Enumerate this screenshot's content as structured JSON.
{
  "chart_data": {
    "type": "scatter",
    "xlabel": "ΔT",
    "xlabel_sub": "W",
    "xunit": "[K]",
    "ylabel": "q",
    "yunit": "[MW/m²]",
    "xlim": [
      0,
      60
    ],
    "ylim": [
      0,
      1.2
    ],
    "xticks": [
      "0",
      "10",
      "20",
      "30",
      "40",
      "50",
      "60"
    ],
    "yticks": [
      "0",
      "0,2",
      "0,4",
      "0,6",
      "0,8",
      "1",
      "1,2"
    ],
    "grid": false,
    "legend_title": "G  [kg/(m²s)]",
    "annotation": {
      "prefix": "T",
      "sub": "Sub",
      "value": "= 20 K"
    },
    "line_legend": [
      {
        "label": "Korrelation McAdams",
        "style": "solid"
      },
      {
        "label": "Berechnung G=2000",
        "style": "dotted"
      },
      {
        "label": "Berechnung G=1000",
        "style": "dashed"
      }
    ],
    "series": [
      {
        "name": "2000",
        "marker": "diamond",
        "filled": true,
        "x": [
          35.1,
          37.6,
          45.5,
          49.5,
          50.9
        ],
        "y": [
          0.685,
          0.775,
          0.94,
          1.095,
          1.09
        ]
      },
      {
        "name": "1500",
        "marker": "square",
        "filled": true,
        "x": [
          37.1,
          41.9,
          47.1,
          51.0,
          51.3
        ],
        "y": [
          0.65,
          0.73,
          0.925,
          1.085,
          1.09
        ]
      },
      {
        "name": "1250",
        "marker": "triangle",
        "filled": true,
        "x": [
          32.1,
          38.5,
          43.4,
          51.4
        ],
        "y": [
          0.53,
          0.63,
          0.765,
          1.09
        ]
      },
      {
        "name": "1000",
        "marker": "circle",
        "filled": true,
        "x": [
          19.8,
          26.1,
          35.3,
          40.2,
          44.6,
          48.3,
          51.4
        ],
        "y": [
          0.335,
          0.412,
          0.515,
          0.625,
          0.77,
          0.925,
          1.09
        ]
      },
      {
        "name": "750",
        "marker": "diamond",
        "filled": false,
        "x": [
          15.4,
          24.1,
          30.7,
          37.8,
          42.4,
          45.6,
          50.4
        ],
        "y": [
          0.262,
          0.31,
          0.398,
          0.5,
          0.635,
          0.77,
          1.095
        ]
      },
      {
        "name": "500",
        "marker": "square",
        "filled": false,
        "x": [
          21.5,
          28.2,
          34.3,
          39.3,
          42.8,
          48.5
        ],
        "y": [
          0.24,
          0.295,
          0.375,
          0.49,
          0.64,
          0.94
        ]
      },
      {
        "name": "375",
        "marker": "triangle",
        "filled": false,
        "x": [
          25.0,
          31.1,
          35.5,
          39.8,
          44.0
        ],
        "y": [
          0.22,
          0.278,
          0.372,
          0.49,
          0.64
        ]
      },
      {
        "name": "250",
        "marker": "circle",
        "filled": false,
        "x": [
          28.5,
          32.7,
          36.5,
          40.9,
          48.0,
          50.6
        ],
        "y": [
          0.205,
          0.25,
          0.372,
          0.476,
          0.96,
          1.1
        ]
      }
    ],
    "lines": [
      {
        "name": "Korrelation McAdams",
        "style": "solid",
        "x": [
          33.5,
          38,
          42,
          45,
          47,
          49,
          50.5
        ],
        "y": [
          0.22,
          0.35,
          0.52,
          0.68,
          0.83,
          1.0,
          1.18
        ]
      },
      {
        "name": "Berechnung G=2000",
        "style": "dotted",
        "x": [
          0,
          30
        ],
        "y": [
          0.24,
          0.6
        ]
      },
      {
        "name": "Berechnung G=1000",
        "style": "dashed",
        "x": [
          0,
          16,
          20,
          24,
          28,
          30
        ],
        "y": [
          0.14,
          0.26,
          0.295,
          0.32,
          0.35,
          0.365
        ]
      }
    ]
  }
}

----------

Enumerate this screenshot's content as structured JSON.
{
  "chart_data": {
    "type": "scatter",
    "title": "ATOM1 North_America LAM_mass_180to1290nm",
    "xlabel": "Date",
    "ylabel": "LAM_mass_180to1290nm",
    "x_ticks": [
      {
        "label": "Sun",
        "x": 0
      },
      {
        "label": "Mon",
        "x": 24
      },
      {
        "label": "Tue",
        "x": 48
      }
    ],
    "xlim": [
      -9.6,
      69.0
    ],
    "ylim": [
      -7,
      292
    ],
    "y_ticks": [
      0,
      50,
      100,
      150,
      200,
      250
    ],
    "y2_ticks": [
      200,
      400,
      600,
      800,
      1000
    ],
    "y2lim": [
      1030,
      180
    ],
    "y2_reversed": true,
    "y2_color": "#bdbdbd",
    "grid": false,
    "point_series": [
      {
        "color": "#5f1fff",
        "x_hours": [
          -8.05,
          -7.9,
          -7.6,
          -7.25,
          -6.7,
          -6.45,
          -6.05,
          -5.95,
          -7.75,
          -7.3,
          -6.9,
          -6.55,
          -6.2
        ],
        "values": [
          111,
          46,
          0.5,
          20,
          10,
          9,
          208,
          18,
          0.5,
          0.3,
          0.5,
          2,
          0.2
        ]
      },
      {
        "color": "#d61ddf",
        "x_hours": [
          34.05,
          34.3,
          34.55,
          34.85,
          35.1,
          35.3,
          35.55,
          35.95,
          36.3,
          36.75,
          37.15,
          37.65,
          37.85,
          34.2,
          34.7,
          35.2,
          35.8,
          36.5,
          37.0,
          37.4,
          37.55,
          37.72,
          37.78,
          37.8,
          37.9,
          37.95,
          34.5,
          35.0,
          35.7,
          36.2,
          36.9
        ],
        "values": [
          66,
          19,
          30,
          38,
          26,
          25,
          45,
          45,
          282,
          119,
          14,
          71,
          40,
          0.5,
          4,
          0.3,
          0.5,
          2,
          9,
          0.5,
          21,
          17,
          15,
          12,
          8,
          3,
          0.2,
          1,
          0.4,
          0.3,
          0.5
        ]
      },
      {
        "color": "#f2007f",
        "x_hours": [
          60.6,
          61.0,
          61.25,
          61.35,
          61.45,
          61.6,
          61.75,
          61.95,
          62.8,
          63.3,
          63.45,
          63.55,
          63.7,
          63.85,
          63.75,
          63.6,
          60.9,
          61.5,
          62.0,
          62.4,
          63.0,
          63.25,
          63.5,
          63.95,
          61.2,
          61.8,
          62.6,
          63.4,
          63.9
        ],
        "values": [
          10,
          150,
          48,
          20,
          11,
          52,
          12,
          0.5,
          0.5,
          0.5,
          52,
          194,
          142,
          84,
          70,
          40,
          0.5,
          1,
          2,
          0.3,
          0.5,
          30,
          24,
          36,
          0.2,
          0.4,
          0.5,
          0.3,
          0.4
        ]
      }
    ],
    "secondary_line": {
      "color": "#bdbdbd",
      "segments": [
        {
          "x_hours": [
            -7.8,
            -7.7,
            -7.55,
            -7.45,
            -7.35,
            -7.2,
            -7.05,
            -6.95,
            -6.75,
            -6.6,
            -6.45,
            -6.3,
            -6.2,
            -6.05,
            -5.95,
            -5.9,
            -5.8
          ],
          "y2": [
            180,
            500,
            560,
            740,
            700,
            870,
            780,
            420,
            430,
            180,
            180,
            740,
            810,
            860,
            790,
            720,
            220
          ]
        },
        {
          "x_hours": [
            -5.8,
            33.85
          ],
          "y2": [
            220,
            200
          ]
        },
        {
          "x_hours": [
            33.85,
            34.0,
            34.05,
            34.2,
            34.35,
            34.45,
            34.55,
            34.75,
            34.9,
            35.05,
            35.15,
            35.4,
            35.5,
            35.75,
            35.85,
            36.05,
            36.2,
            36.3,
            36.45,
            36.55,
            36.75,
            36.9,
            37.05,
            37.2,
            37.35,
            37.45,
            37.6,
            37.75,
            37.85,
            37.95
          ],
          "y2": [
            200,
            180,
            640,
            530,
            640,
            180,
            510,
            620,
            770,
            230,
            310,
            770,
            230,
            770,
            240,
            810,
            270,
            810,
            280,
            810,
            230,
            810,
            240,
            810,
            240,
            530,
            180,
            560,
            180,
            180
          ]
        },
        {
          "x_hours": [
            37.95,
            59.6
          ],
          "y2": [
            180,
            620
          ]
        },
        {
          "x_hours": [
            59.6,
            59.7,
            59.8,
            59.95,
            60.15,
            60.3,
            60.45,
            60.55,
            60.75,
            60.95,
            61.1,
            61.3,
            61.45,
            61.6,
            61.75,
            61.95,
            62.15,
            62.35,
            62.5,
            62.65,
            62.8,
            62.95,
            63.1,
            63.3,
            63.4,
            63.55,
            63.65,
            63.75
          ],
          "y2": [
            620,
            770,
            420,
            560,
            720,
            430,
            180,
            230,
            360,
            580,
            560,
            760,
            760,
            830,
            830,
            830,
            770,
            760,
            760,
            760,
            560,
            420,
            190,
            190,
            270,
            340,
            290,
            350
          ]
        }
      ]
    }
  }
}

----------

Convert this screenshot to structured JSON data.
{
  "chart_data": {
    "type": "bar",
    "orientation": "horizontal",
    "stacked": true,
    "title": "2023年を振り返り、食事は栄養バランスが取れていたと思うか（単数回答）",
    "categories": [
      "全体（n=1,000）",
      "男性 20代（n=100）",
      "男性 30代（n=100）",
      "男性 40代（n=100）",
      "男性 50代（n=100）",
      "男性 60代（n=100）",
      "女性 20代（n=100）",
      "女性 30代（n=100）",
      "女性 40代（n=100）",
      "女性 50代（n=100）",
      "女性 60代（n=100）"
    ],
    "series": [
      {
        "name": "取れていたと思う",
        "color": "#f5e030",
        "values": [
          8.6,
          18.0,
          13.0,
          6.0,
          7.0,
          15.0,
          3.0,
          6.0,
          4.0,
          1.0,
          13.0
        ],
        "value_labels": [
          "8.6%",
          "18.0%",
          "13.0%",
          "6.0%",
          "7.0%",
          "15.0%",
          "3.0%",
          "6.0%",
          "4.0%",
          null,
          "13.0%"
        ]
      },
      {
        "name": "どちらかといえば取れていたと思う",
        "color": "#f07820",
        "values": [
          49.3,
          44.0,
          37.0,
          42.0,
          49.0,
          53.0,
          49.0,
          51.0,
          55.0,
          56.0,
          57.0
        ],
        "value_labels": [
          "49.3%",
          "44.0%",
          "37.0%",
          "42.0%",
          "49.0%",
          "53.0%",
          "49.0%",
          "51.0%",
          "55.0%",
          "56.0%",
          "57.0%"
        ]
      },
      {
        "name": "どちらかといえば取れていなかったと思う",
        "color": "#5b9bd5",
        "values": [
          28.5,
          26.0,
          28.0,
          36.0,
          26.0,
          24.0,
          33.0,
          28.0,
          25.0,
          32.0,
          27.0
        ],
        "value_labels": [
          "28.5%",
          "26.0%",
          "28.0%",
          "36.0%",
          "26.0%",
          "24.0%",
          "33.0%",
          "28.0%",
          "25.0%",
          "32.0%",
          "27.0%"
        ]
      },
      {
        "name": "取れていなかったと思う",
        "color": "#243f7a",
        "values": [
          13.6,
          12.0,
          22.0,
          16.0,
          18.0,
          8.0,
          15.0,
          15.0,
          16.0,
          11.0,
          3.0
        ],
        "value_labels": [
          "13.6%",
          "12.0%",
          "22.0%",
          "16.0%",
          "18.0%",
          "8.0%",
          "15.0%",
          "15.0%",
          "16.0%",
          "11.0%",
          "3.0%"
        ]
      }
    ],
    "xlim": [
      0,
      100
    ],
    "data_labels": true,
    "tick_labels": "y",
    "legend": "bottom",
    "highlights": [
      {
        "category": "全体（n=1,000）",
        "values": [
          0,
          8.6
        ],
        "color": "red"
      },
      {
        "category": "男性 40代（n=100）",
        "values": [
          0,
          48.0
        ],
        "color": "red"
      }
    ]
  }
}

----------

◆ What this task involves
Identify the lines of the entries containing the string "category". Copy each such line.

◆ Written response
        "category": "全体（n=1,000）",
        "category": "男性 40代（n=100）",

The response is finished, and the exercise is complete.